§ **Data under study**:
-- Opening Marker --
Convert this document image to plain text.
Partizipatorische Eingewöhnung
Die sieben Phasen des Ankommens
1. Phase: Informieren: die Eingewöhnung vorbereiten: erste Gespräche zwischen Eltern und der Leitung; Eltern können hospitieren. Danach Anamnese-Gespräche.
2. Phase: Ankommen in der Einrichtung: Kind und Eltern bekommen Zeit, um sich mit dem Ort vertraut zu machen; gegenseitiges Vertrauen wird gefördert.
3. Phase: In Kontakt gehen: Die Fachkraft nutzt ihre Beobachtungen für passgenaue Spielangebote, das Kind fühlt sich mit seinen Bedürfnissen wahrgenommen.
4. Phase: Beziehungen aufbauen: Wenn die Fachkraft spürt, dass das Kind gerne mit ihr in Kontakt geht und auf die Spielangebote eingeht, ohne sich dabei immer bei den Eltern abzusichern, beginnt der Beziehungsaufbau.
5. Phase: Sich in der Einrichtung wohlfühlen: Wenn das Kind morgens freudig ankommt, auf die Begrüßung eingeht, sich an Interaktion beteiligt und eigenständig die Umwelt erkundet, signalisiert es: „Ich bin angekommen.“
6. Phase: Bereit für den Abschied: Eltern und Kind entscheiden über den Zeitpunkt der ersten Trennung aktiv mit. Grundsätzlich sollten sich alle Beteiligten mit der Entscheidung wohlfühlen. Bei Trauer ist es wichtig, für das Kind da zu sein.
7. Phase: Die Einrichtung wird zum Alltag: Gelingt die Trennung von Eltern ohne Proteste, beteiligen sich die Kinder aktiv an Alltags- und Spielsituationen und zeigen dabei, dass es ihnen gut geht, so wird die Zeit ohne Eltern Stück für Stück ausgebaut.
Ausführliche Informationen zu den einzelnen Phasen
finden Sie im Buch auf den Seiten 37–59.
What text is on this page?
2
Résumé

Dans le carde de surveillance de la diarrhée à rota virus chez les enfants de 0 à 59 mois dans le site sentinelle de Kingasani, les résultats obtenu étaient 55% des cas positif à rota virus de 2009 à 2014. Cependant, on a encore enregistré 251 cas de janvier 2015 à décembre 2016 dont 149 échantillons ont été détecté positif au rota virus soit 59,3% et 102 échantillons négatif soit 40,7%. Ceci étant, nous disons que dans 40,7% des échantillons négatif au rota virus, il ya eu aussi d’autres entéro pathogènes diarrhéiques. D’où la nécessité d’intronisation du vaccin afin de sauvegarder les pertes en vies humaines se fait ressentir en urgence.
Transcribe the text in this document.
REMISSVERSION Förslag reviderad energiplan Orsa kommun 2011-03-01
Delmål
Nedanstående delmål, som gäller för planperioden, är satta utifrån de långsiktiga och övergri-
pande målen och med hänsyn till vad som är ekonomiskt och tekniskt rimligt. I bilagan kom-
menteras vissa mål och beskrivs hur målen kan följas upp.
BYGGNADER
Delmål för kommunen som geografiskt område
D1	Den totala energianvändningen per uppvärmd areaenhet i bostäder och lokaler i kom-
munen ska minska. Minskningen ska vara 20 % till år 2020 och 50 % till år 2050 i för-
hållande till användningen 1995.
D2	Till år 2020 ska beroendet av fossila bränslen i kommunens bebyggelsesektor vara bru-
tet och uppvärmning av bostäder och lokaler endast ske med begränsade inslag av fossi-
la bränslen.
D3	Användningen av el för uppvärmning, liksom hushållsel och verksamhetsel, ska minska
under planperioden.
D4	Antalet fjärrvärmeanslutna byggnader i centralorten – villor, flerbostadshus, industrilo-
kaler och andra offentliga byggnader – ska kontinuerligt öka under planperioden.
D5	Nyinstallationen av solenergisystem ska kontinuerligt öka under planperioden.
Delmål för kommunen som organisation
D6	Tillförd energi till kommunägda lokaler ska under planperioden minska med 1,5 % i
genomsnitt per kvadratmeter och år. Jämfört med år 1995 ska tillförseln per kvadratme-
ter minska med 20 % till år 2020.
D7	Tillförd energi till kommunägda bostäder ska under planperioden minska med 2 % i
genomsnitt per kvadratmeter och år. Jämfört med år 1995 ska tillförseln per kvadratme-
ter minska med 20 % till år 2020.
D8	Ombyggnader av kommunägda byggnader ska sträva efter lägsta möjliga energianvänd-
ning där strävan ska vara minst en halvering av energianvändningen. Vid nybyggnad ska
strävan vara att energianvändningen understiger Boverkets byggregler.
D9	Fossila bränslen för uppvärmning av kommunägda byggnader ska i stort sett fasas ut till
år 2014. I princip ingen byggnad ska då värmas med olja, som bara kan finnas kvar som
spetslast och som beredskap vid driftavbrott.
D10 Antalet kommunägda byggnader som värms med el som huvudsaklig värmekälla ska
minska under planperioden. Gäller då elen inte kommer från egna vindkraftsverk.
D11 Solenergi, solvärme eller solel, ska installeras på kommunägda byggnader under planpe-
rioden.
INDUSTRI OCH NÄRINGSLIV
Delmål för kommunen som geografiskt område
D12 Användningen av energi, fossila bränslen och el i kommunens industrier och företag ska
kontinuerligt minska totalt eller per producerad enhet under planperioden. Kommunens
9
-- Closing Marker --
§ **Exercise brief**: Output the material in full, exactly as it appears.

§ **Problem solution**:
Convert this document image to plain text.
Partizipatorische Eingewöhnung
Die sieben Phasen des Ankommens
1. Phase: Informieren: die Eingewöhnung vorbereiten: erste Gespräche zwischen Eltern und der Leitung; Eltern können hospitieren. Danach Anamnese-Gespräche.
2. Phase: Ankommen in der Einrichtung: Kind und Eltern bekommen Zeit, um sich mit dem Ort vertraut zu machen; gegenseitiges Vertrauen wird gefördert.
3. Phase: In Kontakt gehen: Die Fachkraft nutzt ihre Beobachtungen für passgenaue Spielangebote, das Kind fühlt sich mit seinen Bedürfnissen wahrgenommen.
4. Phase: Beziehungen aufbauen: Wenn die Fachkraft spürt, dass das Kind gerne mit ihr in Kontakt geht und auf die Spielangebote eingeht, ohne sich dabei immer bei den Eltern abzusichern, beginnt der Beziehungsaufbau.
5. Phase: Sich in der Einrichtung wohlfühlen: Wenn das Kind morgens freudig ankommt, auf die Begrüßung eingeht, sich an Interaktion beteiligt und eigenständig die Umwelt erkundet, signalisiert es: „Ich bin angekommen.“
6. Phase: Bereit für den Abschied: Eltern und Kind entscheiden über den Zeitpunkt der ersten Trennung aktiv mit. Grundsätzlich sollten sich alle Beteiligten mit der Entscheidung wohlfühlen. Bei Trauer ist es wichtig, für das Kind da zu sein.
7. Phase: Die Einrichtung wird zum Alltag: Gelingt die Trennung von Eltern ohne Proteste, beteiligen sich die Kinder aktiv an Alltags- und Spielsituationen und zeigen dabei, dass es ihnen gut geht, so wird die Zeit ohne Eltern Stück für Stück ausgebaut.
Ausführliche Informationen zu den einzelnen Phasen
finden Sie im Buch auf den Seiten 37–59.
What text is on this page?
2
Résumé

Dans le carde de surveillance de la diarrhée à rota virus chez les enfants de 0 à 59 mois dans le site sentinelle de Kingasani, les résultats obtenu étaient 55% des cas positif à rota virus de 2009 à 2014. Cependant, on a encore enregistré 251 cas de janvier 2015 à décembre 2016 dont 149 échantillons ont été détecté positif au rota virus soit 59,3% et 102 échantillons négatif soit 40,7%. Ceci étant, nous disons que dans 40,7% des échantillons négatif au rota virus, il ya eu aussi d’autres entéro pathogènes diarrhéiques. D’où la nécessité d’intronisation du vaccin afin de sauvegarder les pertes en vies humaines se fait ressentir en urgence.
Transcribe the text in this document.
REMISSVERSION Förslag reviderad energiplan Orsa kommun 2011-03-01
Delmål
Nedanstående delmål, som gäller för planperioden, är satta utifrån de långsiktiga och övergri-
pande målen och med hänsyn till vad som är ekonomiskt och tekniskt rimligt. I bilagan kom-
menteras vissa mål och beskrivs hur målen kan följas upp.
BYGGNADER
Delmål för kommunen som geografiskt område
D1	Den totala energianvändningen per uppvärmd areaenhet i bostäder och lokaler i kom-
munen ska minska. Minskningen ska vara 20 % till år 2020 och 50 % till år 2050 i för-
hållande till användningen 1995.
D2	Till år 2020 ska beroendet av fossila bränslen i kommunens bebyggelsesektor vara bru-
tet och uppvärmning av bostäder och lokaler endast ske med begränsade inslag av fossi-
la bränslen.
D3	Användningen av el för uppvärmning, liksom hushållsel och verksamhetsel, ska minska
under planperioden.
D4	Antalet fjärrvärmeanslutna byggnader i centralorten – villor, flerbostadshus, industrilo-
kaler och andra offentliga byggnader – ska kontinuerligt öka under planperioden.
D5	Nyinstallationen av solenergisystem ska kontinuerligt öka under planperioden.
Delmål för kommunen som organisation
D6	Tillförd energi till kommunägda lokaler ska under planperioden minska med 1,5 % i
genomsnitt per kvadratmeter och år. Jämfört med år 1995 ska tillförseln per kvadratme-
ter minska med 20 % till år 2020.
D7	Tillförd energi till kommunägda bostäder ska under planperioden minska med 2 % i
genomsnitt per kvadratmeter och år. Jämfört med år 1995 ska tillförseln per kvadratme-
ter minska med 20 % till år 2020.
D8	Ombyggnader av kommunägda byggnader ska sträva efter lägsta möjliga energianvänd-
ning där strävan ska vara minst en halvering av energianvändningen. Vid nybyggnad ska
strävan vara att energianvändningen understiger Boverkets byggregler.
D9	Fossila bränslen för uppvärmning av kommunägda byggnader ska i stort sett fasas ut till
år 2014. I princip ingen byggnad ska då värmas med olja, som bara kan finnas kvar som
spetslast och som beredskap vid driftavbrott.
D10 Antalet kommunägda byggnader som värms med el som huvudsaklig värmekälla ska
minska under planperioden. Gäller då elen inte kommer från egna vindkraftsverk.
D11 Solenergi, solvärme eller solel, ska installeras på kommunägda byggnader under planpe-
rioden.
INDUSTRI OCH NÄRINGSLIV
Delmål för kommunen som geografiskt område
D12 Användningen av energi, fossila bränslen och el i kommunens industrier och företag ska
kontinuerligt minska totalt eller per producerad enhet under planperioden. Kommunens
9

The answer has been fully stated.